* **DATA EXTRACT**:

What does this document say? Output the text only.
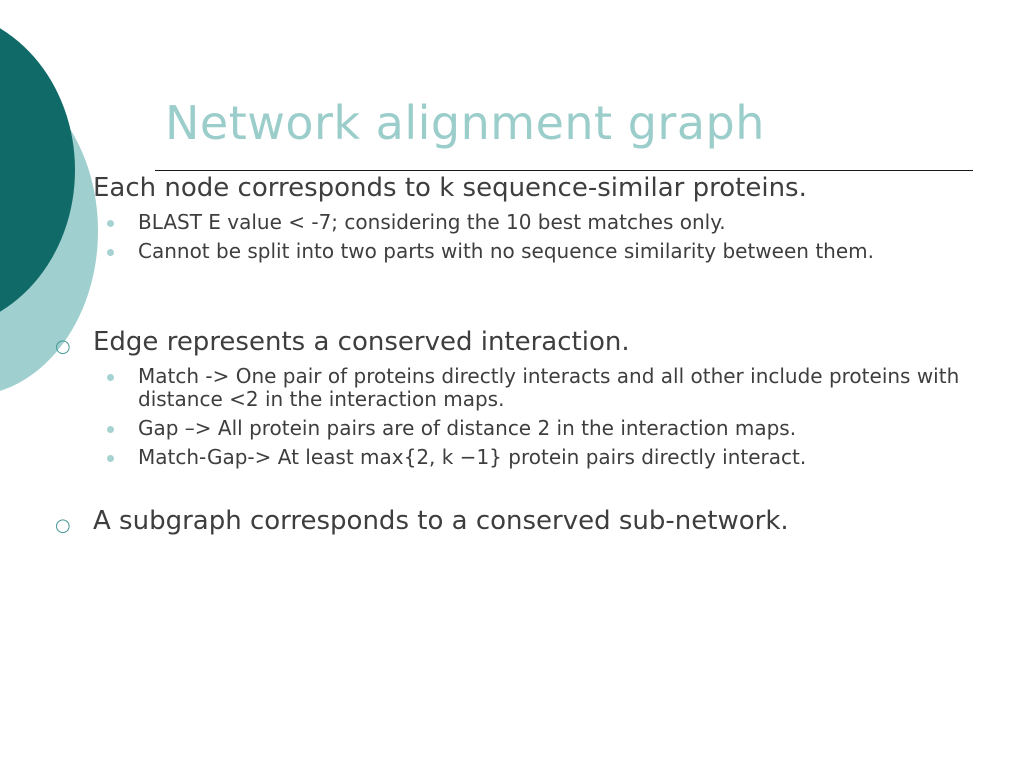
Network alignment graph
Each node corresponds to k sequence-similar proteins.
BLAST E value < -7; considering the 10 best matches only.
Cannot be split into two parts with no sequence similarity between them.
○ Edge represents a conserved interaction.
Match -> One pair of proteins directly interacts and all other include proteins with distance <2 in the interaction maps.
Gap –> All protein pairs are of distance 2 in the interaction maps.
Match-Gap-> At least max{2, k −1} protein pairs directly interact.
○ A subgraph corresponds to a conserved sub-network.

* **WHAT YOU ARE ASKED TO DO**:
Set down all records verbatim, omitting images.

* **EXERCISE SOLUTION**:
What does this document say? Output the text only.
Network alignment graph
Each node corresponds to k sequence-similar proteins.
BLAST E value < -7; considering the 10 best matches only.
Cannot be split into two parts with no sequence similarity between them.
○ Edge represents a conserved interaction.
Match -> One pair of proteins directly interacts and all other include proteins with distance <2 in the interaction maps.
Gap –> All protein pairs are of distance 2 in the interaction maps.
Match-Gap-> At least max{2, k −1} protein pairs directly interact.
○ A subgraph corresponds to a conserved sub-network.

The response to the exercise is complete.